# INSTRUCTION:
Check each line of the records below and collect those that include the word "значимых".

Collected data entries:
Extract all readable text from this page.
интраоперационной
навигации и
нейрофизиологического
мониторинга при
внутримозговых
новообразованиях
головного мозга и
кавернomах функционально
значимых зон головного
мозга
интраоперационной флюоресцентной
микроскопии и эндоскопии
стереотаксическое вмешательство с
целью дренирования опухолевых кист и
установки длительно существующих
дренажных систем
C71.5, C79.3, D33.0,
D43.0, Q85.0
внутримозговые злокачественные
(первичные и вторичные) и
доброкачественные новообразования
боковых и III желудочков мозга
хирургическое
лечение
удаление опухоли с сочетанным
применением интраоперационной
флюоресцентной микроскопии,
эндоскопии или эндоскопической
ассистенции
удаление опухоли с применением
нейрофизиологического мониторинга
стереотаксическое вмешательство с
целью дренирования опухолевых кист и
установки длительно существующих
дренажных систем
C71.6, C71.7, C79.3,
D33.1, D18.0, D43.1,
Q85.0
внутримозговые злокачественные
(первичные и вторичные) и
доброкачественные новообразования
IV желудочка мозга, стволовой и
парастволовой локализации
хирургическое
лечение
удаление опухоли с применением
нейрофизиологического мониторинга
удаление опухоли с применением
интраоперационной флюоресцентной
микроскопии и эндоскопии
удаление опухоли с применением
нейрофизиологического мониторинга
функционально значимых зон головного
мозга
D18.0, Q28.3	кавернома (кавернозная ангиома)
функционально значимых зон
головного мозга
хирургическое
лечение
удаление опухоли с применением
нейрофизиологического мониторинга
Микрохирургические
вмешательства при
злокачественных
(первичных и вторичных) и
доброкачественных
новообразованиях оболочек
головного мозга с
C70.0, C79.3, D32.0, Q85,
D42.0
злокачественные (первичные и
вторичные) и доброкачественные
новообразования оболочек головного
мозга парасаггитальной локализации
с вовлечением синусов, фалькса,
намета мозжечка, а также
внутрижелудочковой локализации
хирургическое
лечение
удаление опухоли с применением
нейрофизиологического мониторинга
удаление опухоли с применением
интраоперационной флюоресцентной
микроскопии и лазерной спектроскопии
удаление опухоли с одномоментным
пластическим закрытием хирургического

* * *

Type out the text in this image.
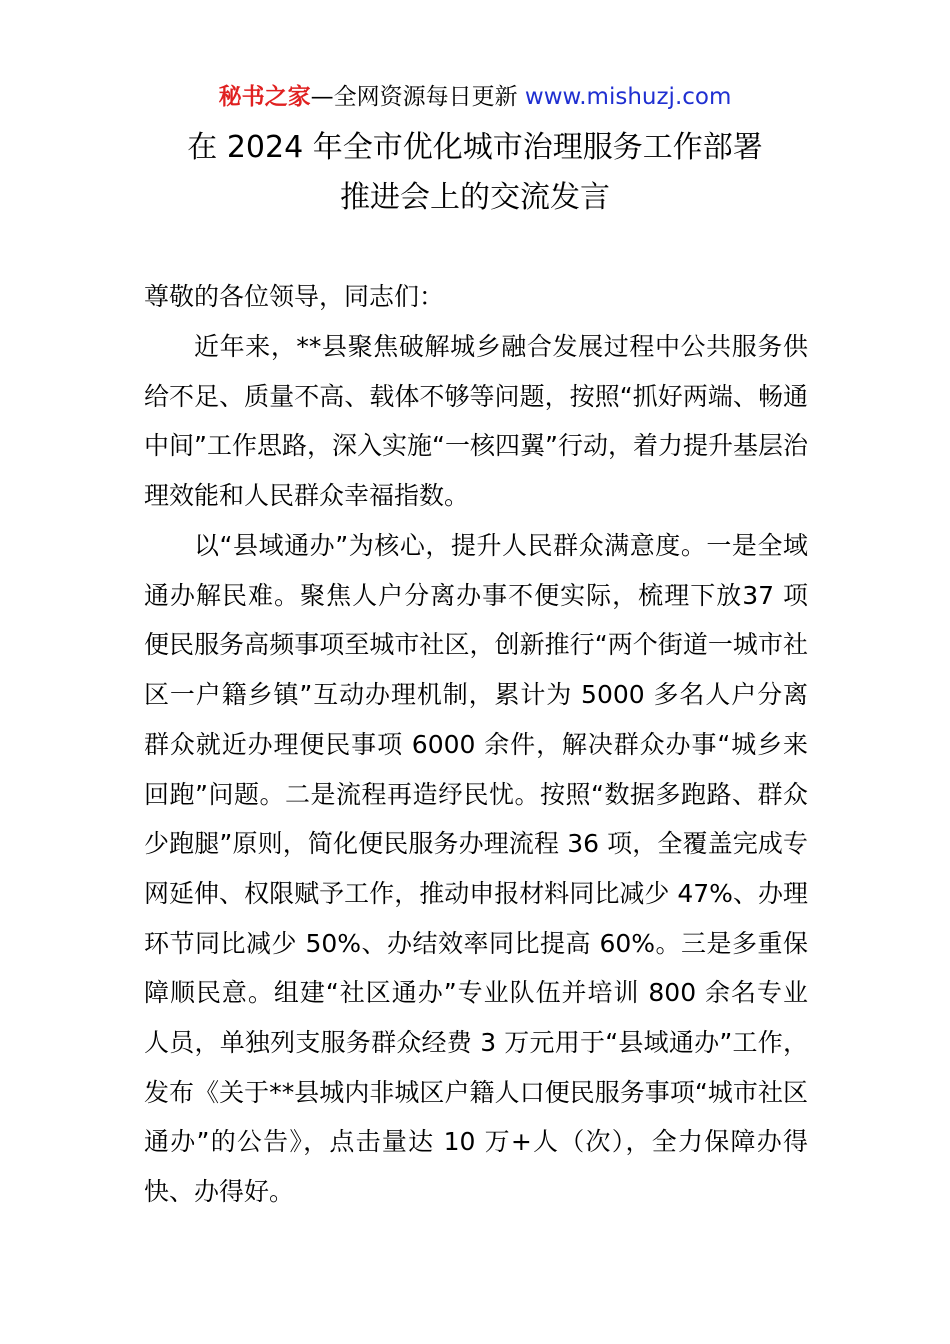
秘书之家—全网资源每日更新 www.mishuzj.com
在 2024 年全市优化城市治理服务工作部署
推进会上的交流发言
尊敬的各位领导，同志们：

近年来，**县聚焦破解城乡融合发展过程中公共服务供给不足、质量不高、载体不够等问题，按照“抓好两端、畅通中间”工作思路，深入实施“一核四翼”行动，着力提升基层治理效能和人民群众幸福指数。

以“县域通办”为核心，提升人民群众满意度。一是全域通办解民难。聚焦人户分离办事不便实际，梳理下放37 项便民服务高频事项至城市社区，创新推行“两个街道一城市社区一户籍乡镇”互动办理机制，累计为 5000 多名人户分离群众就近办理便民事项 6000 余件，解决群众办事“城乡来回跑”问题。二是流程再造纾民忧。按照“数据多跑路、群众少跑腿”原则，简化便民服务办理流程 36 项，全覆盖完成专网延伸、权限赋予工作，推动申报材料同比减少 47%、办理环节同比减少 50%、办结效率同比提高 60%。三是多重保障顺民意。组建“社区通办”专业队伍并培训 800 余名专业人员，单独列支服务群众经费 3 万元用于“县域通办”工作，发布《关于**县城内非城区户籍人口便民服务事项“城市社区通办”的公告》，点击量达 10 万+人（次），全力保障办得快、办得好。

==

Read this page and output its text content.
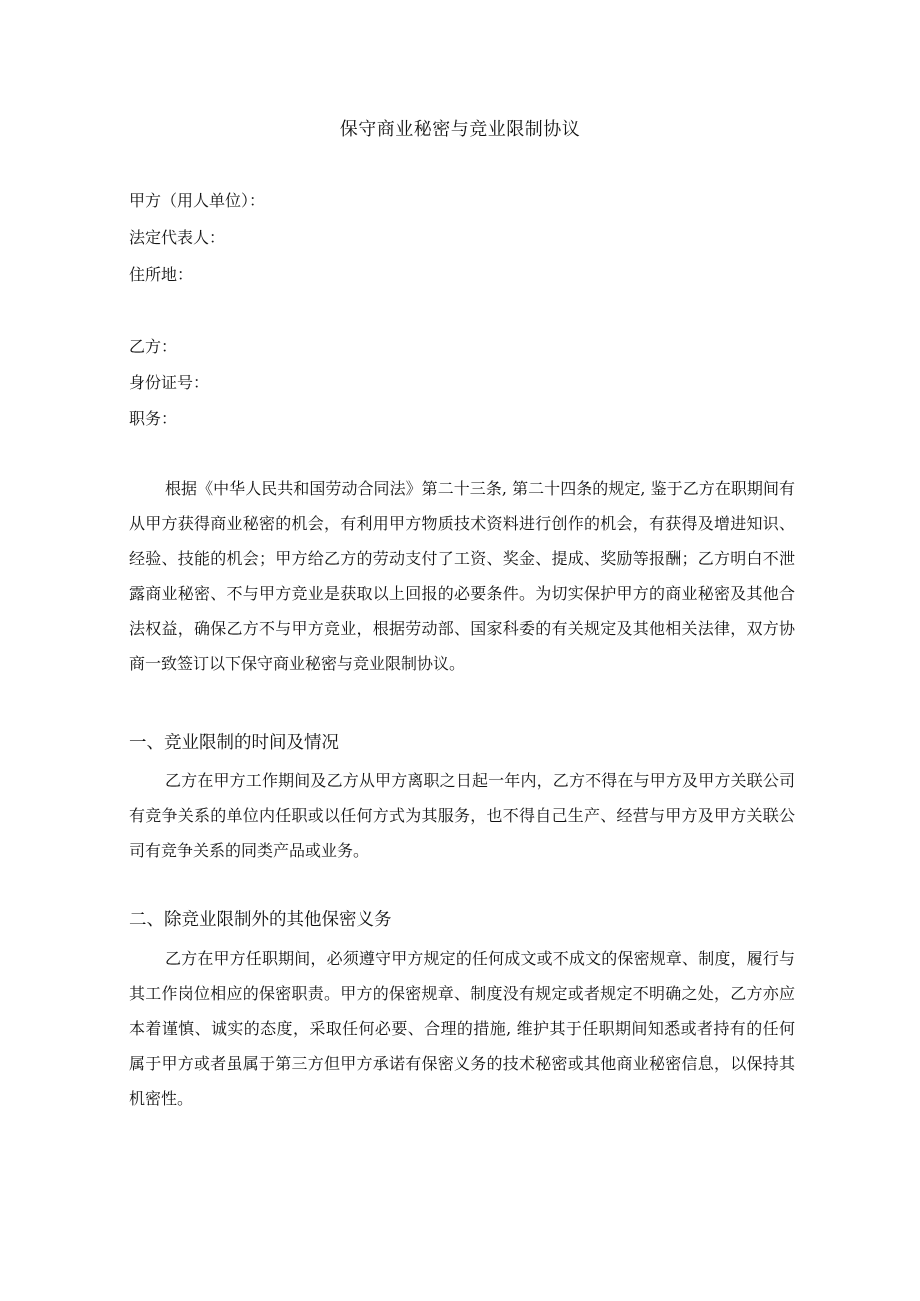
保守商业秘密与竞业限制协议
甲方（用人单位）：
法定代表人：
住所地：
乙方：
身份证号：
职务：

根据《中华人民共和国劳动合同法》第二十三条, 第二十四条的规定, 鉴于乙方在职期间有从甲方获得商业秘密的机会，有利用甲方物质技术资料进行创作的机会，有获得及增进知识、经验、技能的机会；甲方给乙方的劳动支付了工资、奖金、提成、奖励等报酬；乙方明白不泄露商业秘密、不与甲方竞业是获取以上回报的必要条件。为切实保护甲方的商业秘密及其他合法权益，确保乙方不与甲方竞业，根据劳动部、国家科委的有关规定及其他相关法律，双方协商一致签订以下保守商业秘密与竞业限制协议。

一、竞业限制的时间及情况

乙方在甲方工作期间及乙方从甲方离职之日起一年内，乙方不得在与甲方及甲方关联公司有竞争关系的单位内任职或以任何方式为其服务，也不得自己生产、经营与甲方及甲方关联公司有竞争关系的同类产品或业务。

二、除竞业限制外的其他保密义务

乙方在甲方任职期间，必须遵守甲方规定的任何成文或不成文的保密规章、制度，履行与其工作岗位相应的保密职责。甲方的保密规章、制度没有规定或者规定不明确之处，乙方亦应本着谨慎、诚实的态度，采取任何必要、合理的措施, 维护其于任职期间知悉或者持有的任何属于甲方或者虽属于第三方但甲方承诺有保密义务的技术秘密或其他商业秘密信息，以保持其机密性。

# SOLUTION BELOW:
значимых зон головного
функционально значимых зон головного
функционально значимых зон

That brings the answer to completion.